___ MATERIAL SUPPLIED

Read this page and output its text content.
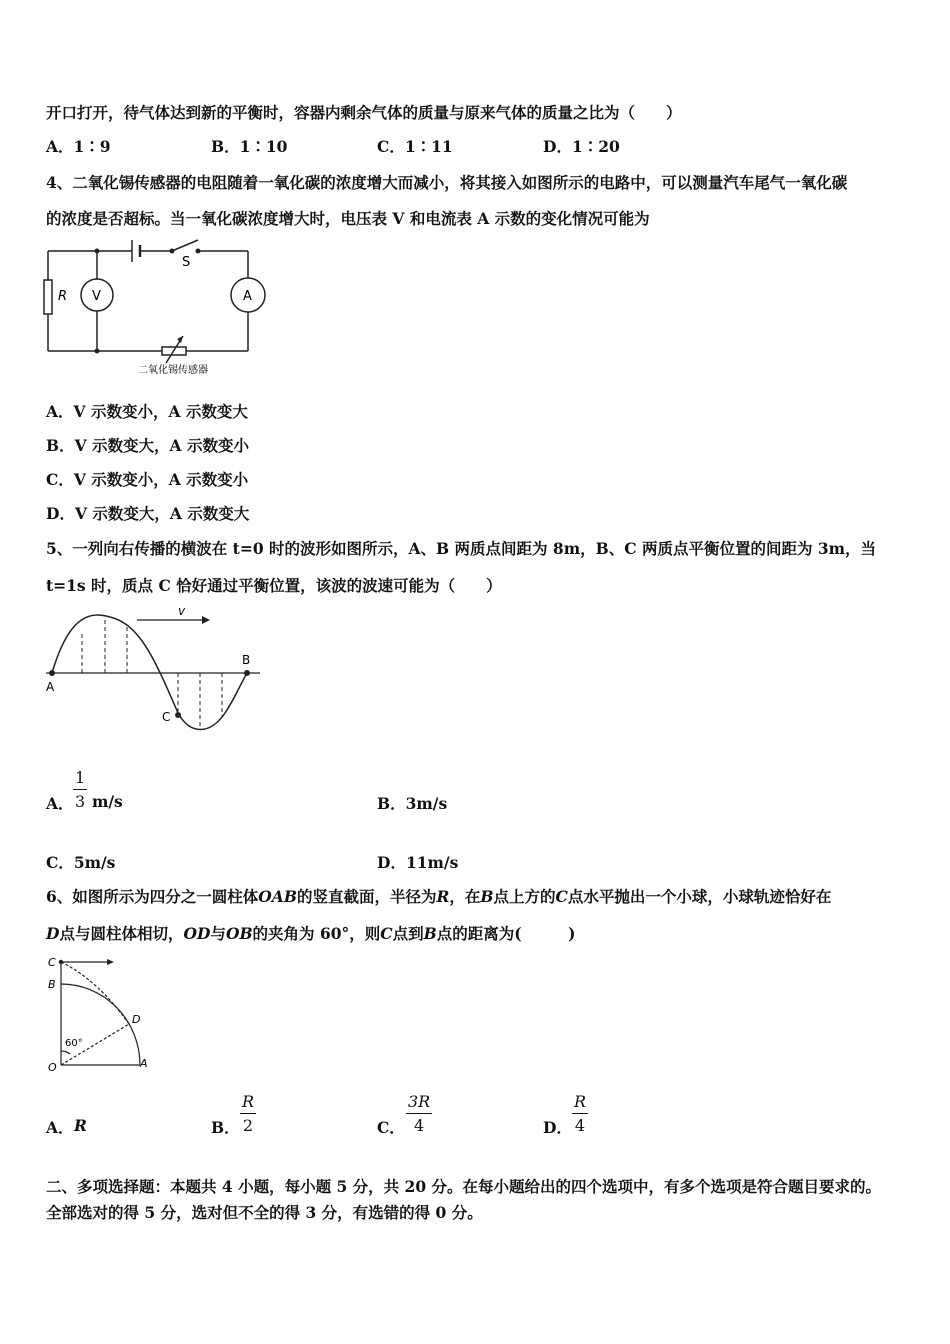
开口打开，待气体达到新的平衡时，容器内剩余气体的质量与原来气体的质量之比为（　　）
A．1∶9	B．1∶10	C．1∶11	D．1∶20
4、二氧化锡传感器的电阻随着一氧化碳的浓度增大而减小，将其接入如图所示的电路中，可以测量汽车尾气一氧化碳
的浓度是否超标。当一氧化碳浓度增大时，电压表 V 和电流表 A 示数的变化情况可能为
R V	A
S
二氧化锡传感器
A．V 示数变小，A 示数变大
B．V 示数变大，A 示数变小
C．V 示数变小，A 示数变小
D．V 示数变大，A 示数变大
5、一列向右传播的横波在 t=0 时的波形如图所示，A、B 两质点间距为 8m，B、C 两质点平衡位置的间距为 3m，当
t=1s 时，质点 C 恰好通过平衡位置，该波的波速可能为（　　）
v
A
B
C
A．
1
3 m/s	B．3m/s
C．5m/s	D．11m/s
6、如图所示为四分之一圆柱体OAB的竖直截面，半径为R，在B点上方的C点水平抛出一个小球，小球轨迹恰好在
D点与圆柱体相切，OD与OB的夹角为 60°，则C点到B点的距离为(　　　)
C
B
D
O	A
60°
A． R	B．
R
2	C．
3R
4	D．
R
4
二、多项选择题：本题共 4 小题，每小题 5 分，共 20 分。在每小题给出的四个选项中，有多个选项是符合题目要求的。
全部选对的得 5 分，选对但不全的得 3 分，有选错的得 0 分。
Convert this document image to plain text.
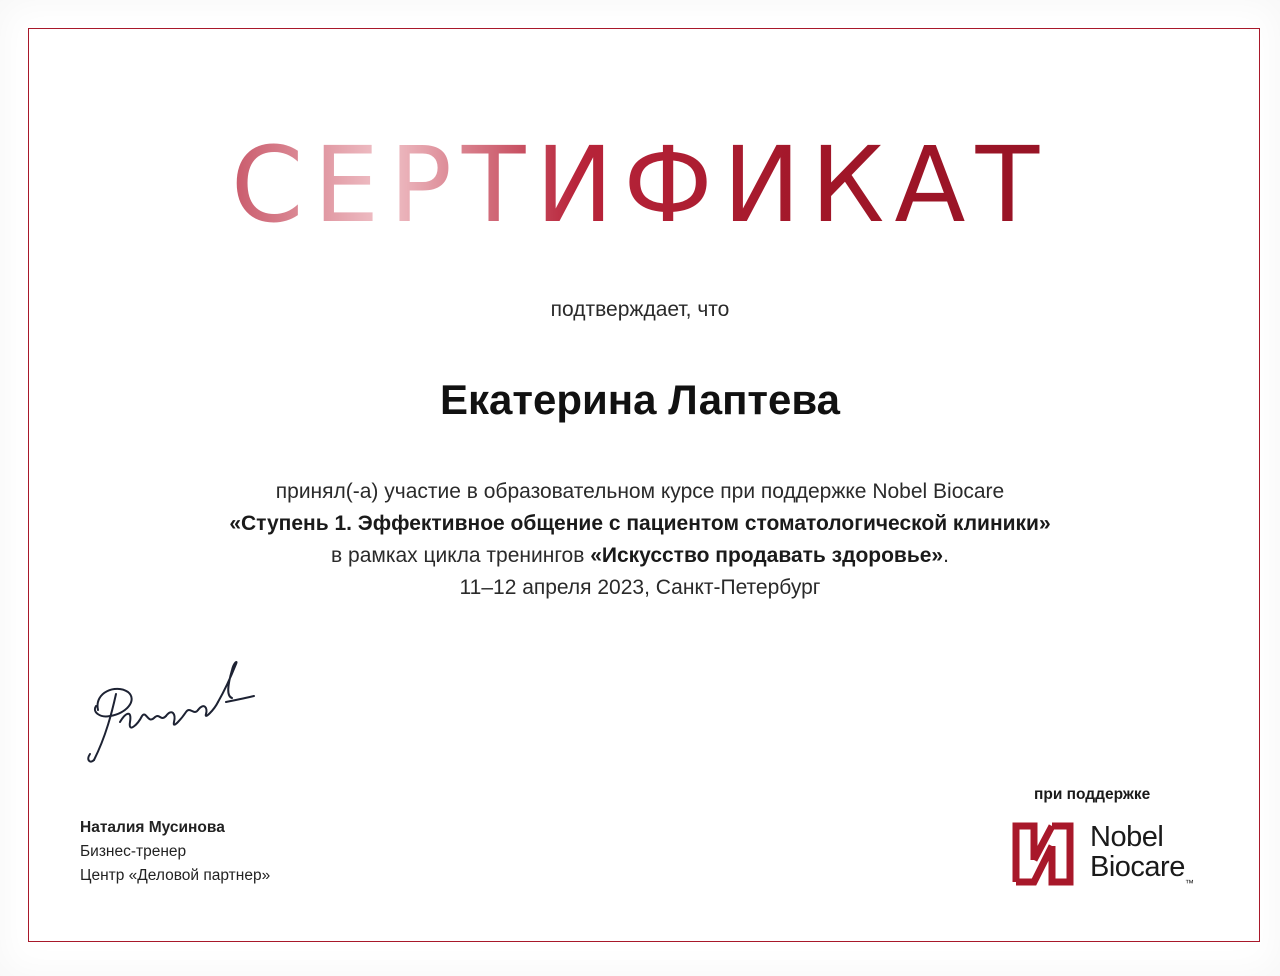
СЕРТИФИКАТ
подтверждает, что
Екатерина Лаптева
принял(-а) участие в образовательном курсе при поддержке Nobel Biocare
«Ступень 1. Эффективное общение с пациентом стоматологической клиники»
в рамках цикла тренингов «Искусство продавать здоровье».
11–12 апреля 2023, Санкт-Петербург
Наталия Мусинова
Бизнес-тренер
Центр «Деловой партнер»
при поддержке
Nobel
Biocare™
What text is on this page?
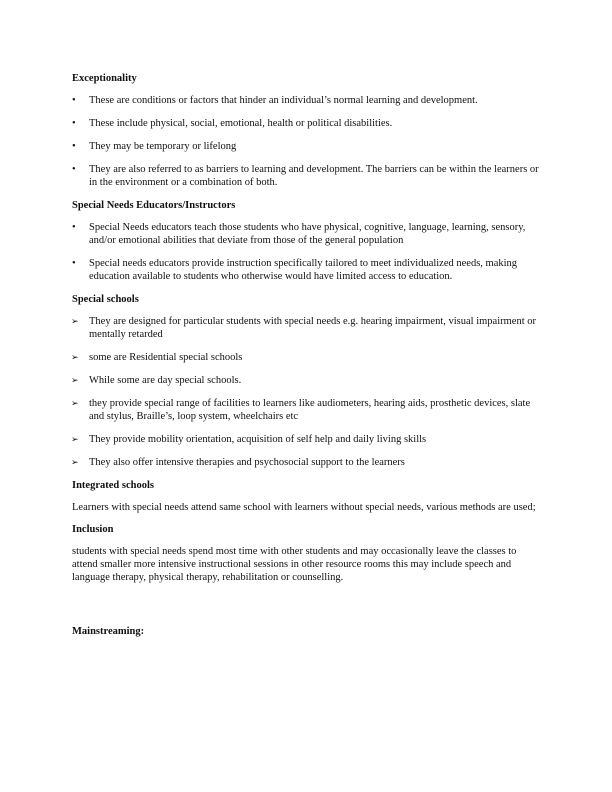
Exceptionality
•	These are conditions or factors that hinder an individual’s normal learning and development.
•	These include physical, social, emotional, health or political disabilities.
•	They may be temporary or lifelong
•	They are also referred to as barriers to learning and development. The barriers can be within the learners or in the environment or a combination of both.
Special Needs Educators/Instructors
•	Special Needs educators teach those students who have physical, cognitive, language, learning, sensory, and/or emotional abilities that deviate from those of the general population
•	Special needs educators provide instruction specifically tailored to meet individualized needs, making education available to students who otherwise would have limited access to education.
Special schools
➢ They are designed for particular students with special needs e.g. hearing impairment, visual impairment or mentally retarded
➢ some are Residential special schools
➢ While some are day special schools.
➢ they provide special range of facilities to learners like audiometers, hearing aids, prosthetic devices, slate and stylus, Braille’s, loop system, wheelchairs etc
➢ They provide mobility orientation, acquisition of self help and daily living skills
➢ They also offer intensive therapies and psychosocial support to the learners
Integrated schools

Learners with special needs attend same school with learners without special needs, various methods are used;

Inclusion

students with special needs spend most time with other students and may occasionally leave the classes to attend smaller more intensive instructional sessions in other resource rooms this may include speech and language therapy, physical therapy, rehabilitation or counselling.

Mainstreaming:
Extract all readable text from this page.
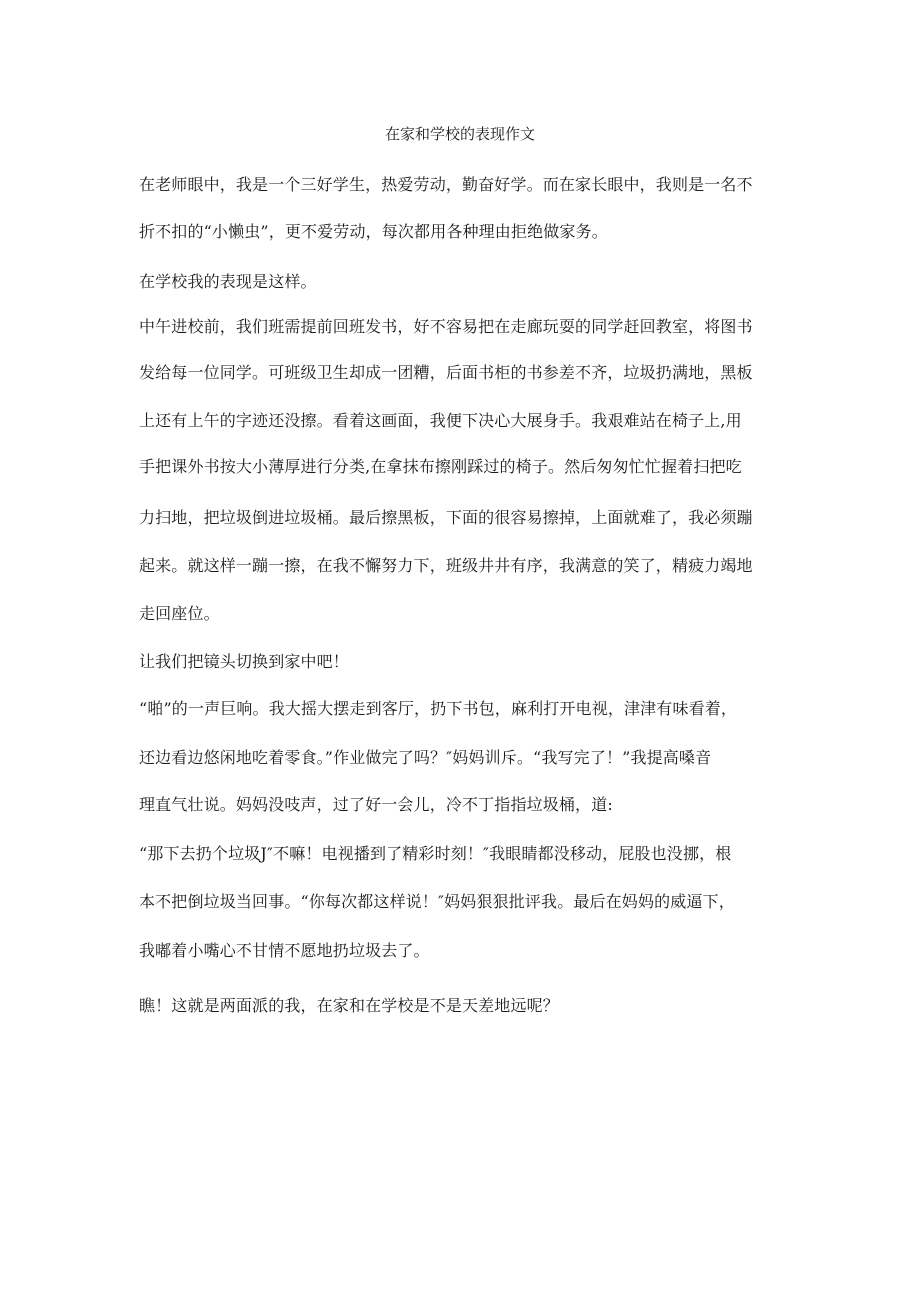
在家和学校的表现作文
在老师眼中，我是一个三好学生，热爱劳动，勤奋好学。而在家长眼中，我则是一名不
折不扣的“小懒虫”，更不爱劳动，每次都用各种理由拒绝做家务。
在学校我的表现是这样。
中午进校前，我们班需提前回班发书，好不容易把在走廊玩耍的同学赶回教室，将图书
发给每一位同学。可班级卫生却成一团糟，后面书柜的书参差不齐，垃圾扔满地，黑板
上还有上午的字迹还没擦。看着这画面，我便下决心大展身手。我艰难站在椅子上,用
手把课外书按大小薄厚进行分类,在拿抹布擦刚踩过的椅子。然后匆匆忙忙握着扫把吃
力扫地，把垃圾倒进垃圾桶。最后擦黑板，下面的很容易擦掉，上面就难了，我必须蹦
起来。就这样一蹦一擦，在我不懈努力下，班级井井有序，我满意的笑了，精疲力竭地
走回座位。
让我们把镜头切换到家中吧！
“啪”的一声巨响。我大摇大摆走到客厅，扔下书包，麻利打开电视，津津有味看着，
还边看边悠闲地吃着零食。”作业做完了吗？″妈妈训斥。“我写完了！”我提高嗓音
理直气壮说。妈妈没吱声，过了好一会儿，冷不丁指指垃圾桶，道:
“那下去扔个垃圾J″不嘛！电视播到了精彩时刻！″我眼睛都没移动，屁股也没挪，根
本不把倒垃圾当回事。“你每次都这样说！″妈妈狠狠批评我。最后在妈妈的威逼下，
我嘟着小嘴心不甘情不愿地扔垃圾去了。
瞧！这就是两面派的我，在家和在学校是不是天差地远呢？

______

_REQUIREMENTS_
Check each line of the entries above for the word "learning". List the ones that have it.

_EXPECTED OUTPUT_
•	These are conditions or factors that hinder an individual’s normal learning and development.
•	They are also referred to as barriers to learning and development. The barriers can be within the learners or in the environment or a combination of both.
•	Special Needs educators teach those students who have physical, cognitive, language, learning, sensory, and/or emotional abilities that deviate from those of the general population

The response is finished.